TASK GOAL: Copy everything in the data below exactly except the pictures.

DATASET CONTENT:
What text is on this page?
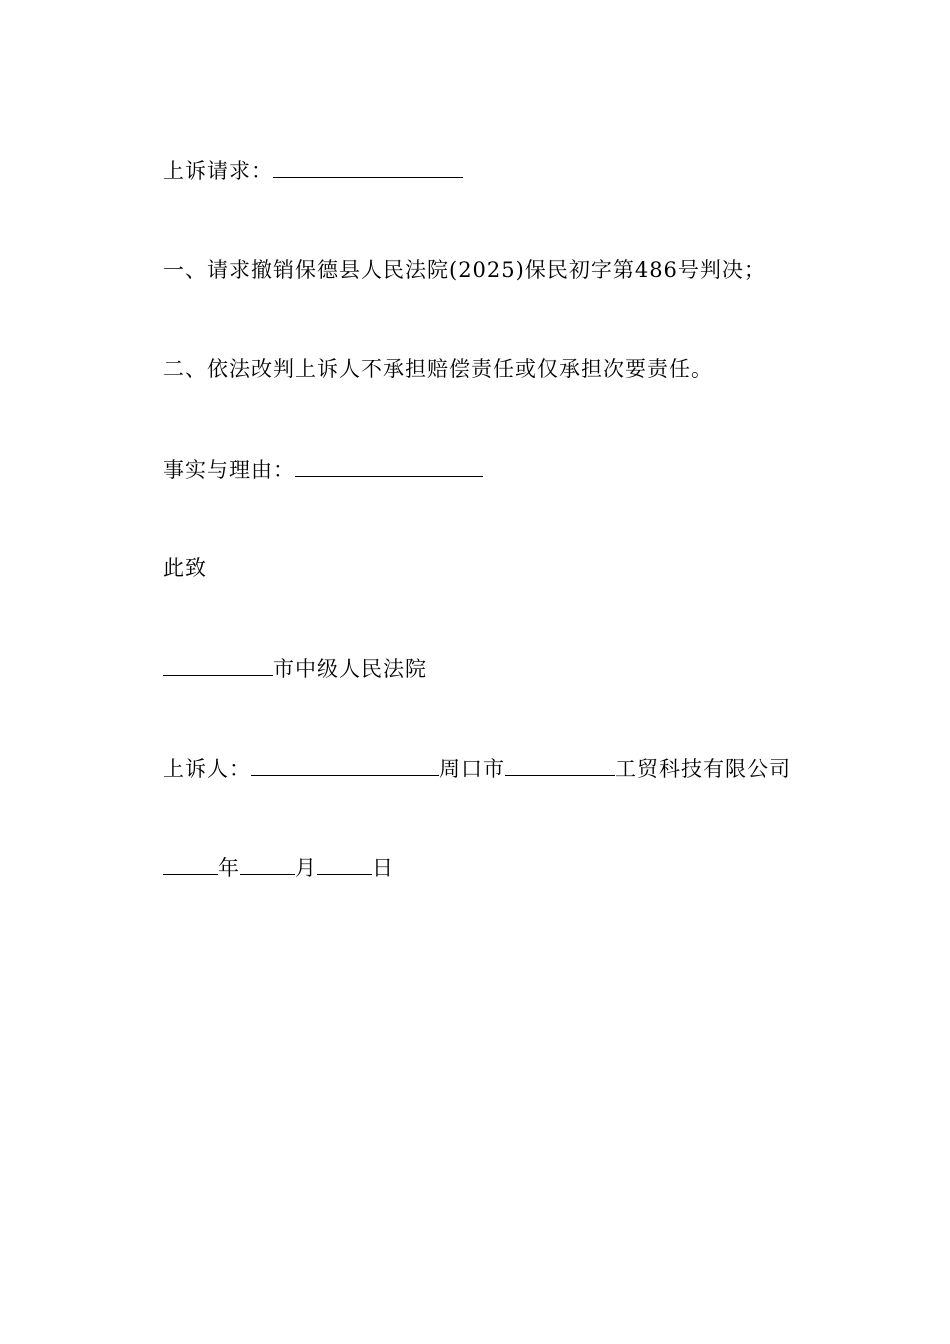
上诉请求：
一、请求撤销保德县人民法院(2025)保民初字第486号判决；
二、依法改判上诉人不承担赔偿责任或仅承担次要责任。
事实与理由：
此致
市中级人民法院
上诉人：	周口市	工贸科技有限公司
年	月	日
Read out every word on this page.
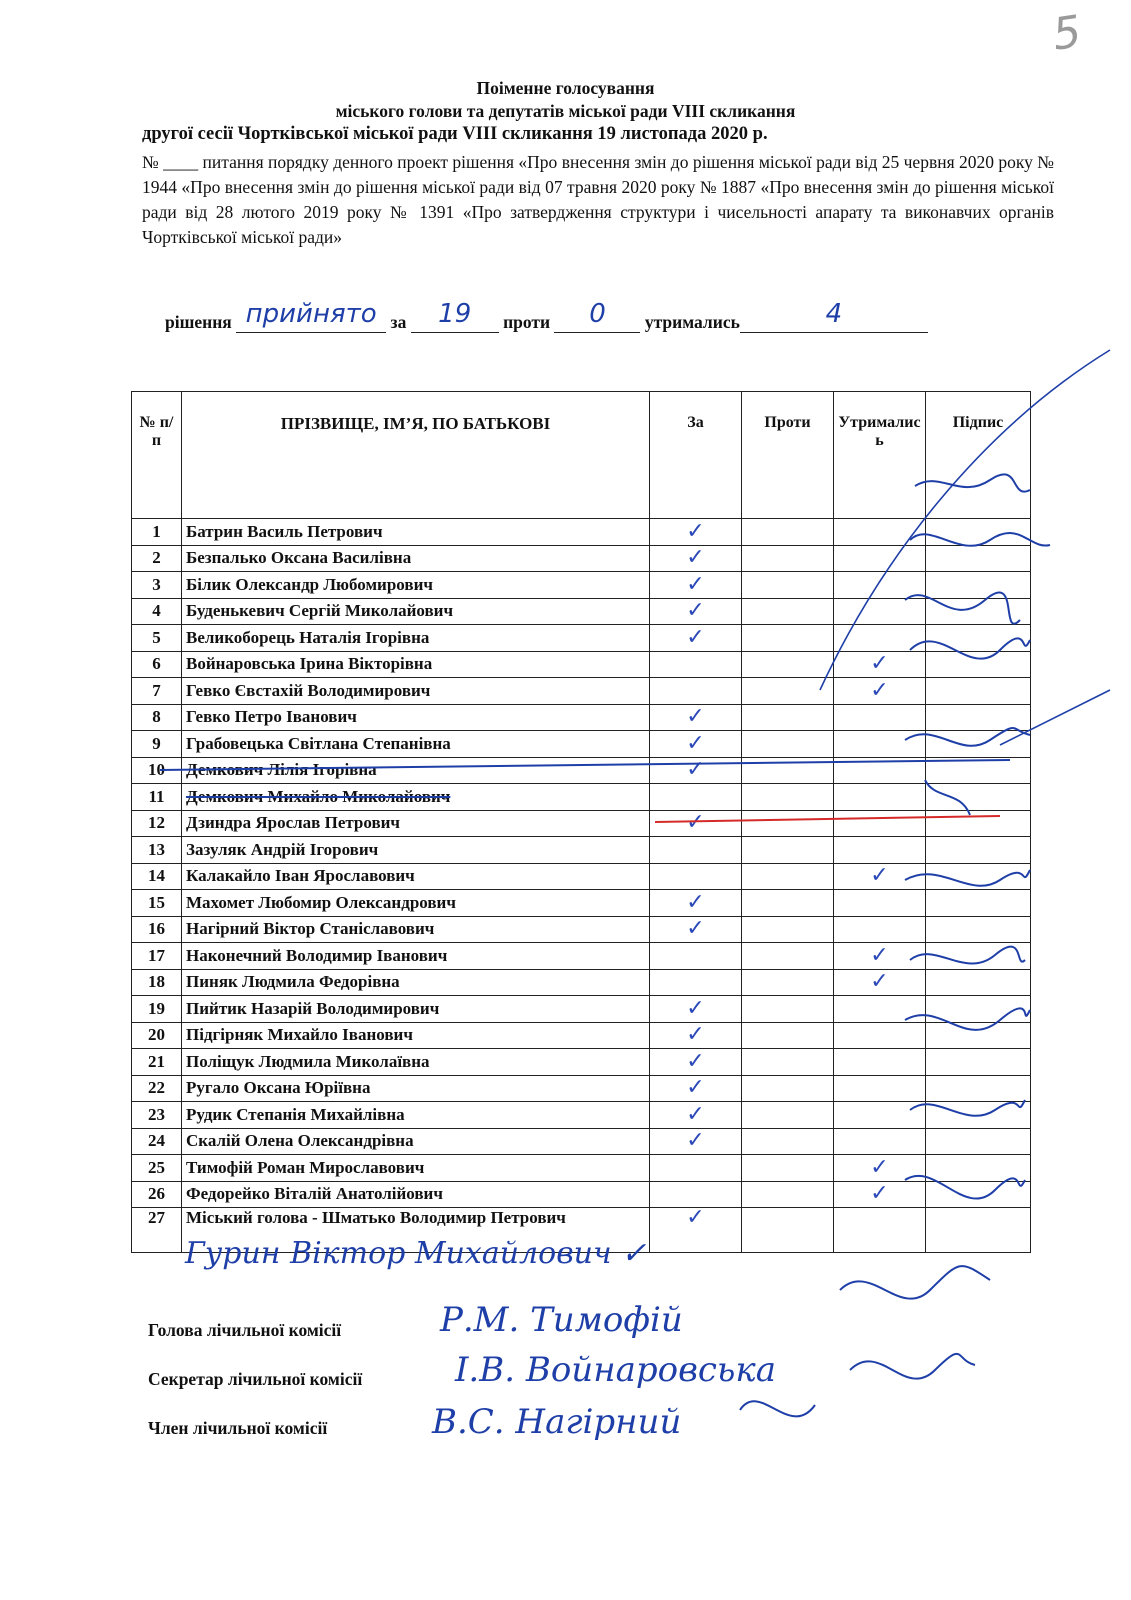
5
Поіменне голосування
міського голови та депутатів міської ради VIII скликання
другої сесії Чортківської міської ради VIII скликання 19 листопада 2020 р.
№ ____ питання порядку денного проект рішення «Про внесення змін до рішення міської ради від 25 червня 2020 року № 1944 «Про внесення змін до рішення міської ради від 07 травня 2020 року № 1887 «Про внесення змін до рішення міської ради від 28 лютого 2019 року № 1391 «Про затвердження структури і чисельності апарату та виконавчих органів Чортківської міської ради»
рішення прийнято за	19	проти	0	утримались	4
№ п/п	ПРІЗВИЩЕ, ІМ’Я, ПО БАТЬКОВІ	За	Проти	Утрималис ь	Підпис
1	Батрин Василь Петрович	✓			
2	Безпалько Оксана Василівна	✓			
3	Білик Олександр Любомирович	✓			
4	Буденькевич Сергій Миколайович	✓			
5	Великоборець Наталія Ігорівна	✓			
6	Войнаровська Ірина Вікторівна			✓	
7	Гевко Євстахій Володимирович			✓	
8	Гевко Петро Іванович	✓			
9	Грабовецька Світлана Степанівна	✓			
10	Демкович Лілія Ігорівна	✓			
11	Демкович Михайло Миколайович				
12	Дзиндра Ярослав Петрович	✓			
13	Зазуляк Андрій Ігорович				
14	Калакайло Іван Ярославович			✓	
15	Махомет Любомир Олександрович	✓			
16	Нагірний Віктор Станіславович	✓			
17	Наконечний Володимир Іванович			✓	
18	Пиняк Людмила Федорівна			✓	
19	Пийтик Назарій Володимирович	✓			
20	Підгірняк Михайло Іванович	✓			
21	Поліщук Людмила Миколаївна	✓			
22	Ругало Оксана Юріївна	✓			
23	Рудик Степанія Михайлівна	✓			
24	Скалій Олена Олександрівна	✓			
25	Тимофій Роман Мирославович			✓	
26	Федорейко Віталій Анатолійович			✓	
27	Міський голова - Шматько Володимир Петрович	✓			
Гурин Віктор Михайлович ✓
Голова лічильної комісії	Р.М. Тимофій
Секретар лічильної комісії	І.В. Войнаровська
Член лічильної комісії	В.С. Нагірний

RESULT FOR THIS TASK:
What text is on this page?
上诉请求：
一、请求撤销保德县人民法院(2025)保民初字第486号判决；
二、依法改判上诉人不承担赔偿责任或仅承担次要责任。
事实与理由：
此致
市中级人民法院
上诉人：	周口市	工贸科技有限公司
年	月	日
Read out every word on this page.
5
Поіменне голосування
міського голови та депутатів міської ради VIII скликання
другої сесії Чортківської міської ради VIII скликання 19 листопада 2020 р.
№ ____ питання порядку денного проект рішення «Про внесення змін до рішення міської ради від 25 червня 2020 року № 1944 «Про внесення змін до рішення міської ради від 07 травня 2020 року № 1887 «Про внесення змін до рішення міської ради від 28 лютого 2019 року № 1391 «Про затвердження структури і чисельності апарату та виконавчих органів Чортківської міської ради»
рішення прийнято за	19	проти	0	утримались	4
№ п/п	ПРІЗВИЩЕ, ІМ’Я, ПО БАТЬКОВІ	За	Проти	Утрималис ь	Підпис
1	Батрин Василь Петрович	✓			
2	Безпалько Оксана Василівна	✓			
3	Білик Олександр Любомирович	✓			
4	Буденькевич Сергій Миколайович	✓			
5	Великоборець Наталія Ігорівна	✓			
6	Войнаровська Ірина Вікторівна			✓	
7	Гевко Євстахій Володимирович			✓	
8	Гевко Петро Іванович	✓			
9	Грабовецька Світлана Степанівна	✓			
10	Демкович Лілія Ігорівна	✓			
11	Демкович Михайло Миколайович				
12	Дзиндра Ярослав Петрович	✓			
13	Зазуляк Андрій Ігорович				
14	Калакайло Іван Ярославович			✓	
15	Махомет Любомир Олександрович	✓			
16	Нагірний Віктор Станіславович	✓			
17	Наконечний Володимир Іванович			✓	
18	Пиняк Людмила Федорівна			✓	
19	Пийтик Назарій Володимирович	✓			
20	Підгірняк Михайло Іванович	✓			
21	Поліщук Людмила Миколаївна	✓			
22	Ругало Оксана Юріївна	✓			
23	Рудик Степанія Михайлівна	✓			
24	Скалій Олена Олександрівна	✓			
25	Тимофій Роман Мирославович			✓	
26	Федорейко Віталій Анатолійович			✓	
27	Міський голова - Шматько Володимир Петрович	✓			
Гурин Віктор Михайлович ✓
Голова лічильної комісії	Р.М. Тимофій
Секретар лічильної комісії	І.В. Войнаровська
Член лічильної комісії	В.С. Нагірний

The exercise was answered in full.